# WHAT NEEDS TO BE DONE
Write out the entries below once more, exactly, with the pictures left out.

Entries with figure data

..........

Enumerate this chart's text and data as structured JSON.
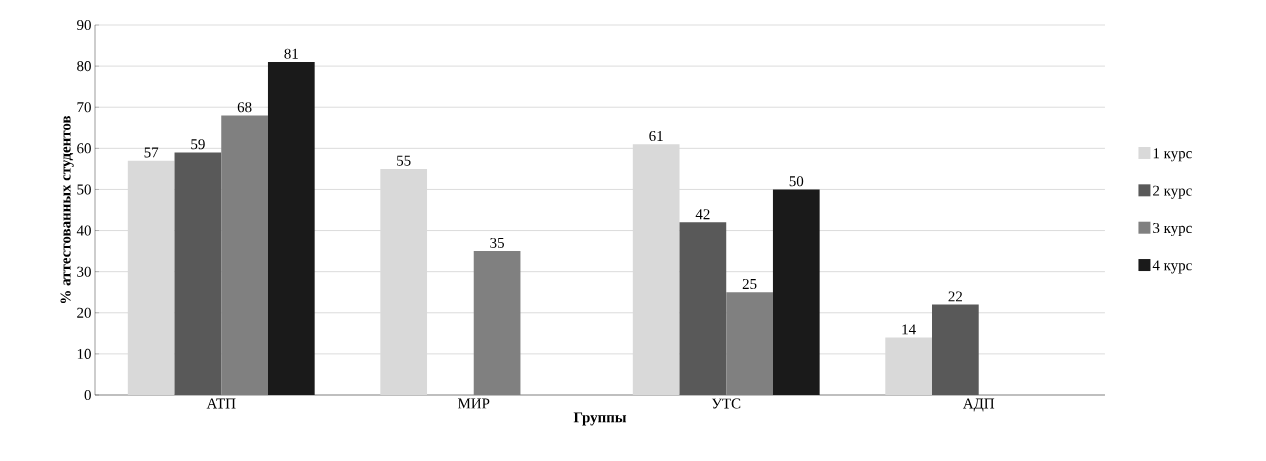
{
  "chart_data": {
    "type": "bar",
    "xlabel": "Группы",
    "ylabel": "% аттестованных студентов",
    "categories": [
      "АТП",
      "МИР",
      "УТС",
      "АДП"
    ],
    "series": [
      {
        "name": "1 курс",
        "color": "#d9d9d9",
        "values": [
          57,
          55,
          61,
          14
        ]
      },
      {
        "name": "2 курс",
        "color": "#595959",
        "values": [
          59,
          null,
          42,
          22
        ]
      },
      {
        "name": "3 курс",
        "color": "#808080",
        "values": [
          68,
          35,
          25,
          null
        ]
      },
      {
        "name": "4 курс",
        "color": "#1a1a1a",
        "values": [
          81,
          null,
          50,
          null
        ]
      }
    ],
    "ylim": [
      0,
      90
    ],
    "yticks": [
      0,
      10,
      20,
      30,
      40,
      50,
      60,
      70,
      80,
      90
    ],
    "grid": "y",
    "legend": "right",
    "data_labels": true
  }
}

..........

# WRITTEN RESPONSE
Enumerate this chart's text and data as structured JSON.
{
  "chart_data": {
    "type": "bar",
    "xlabel": "Группы",
    "ylabel": "% аттестованных студентов",
    "categories": [
      "АТП",
      "МИР",
      "УТС",
      "АДП"
    ],
    "series": [
      {
        "name": "1 курс",
        "color": "#d9d9d9",
        "values": [
          57,
          55,
          61,
          14
        ]
      },
      {
        "name": "2 курс",
        "color": "#595959",
        "values": [
          59,
          null,
          42,
          22
        ]
      },
      {
        "name": "3 курс",
        "color": "#808080",
        "values": [
          68,
          35,
          25,
          null
        ]
      },
      {
        "name": "4 курс",
        "color": "#1a1a1a",
        "values": [
          81,
          null,
          50,
          null
        ]
      }
    ],
    "ylim": [
      0,
      90
    ],
    "yticks": [
      0,
      10,
      20,
      30,
      40,
      50,
      60,
      70,
      80,
      90
    ],
    "grid": "y",
    "legend": "right",
    "data_labels": true
  }
}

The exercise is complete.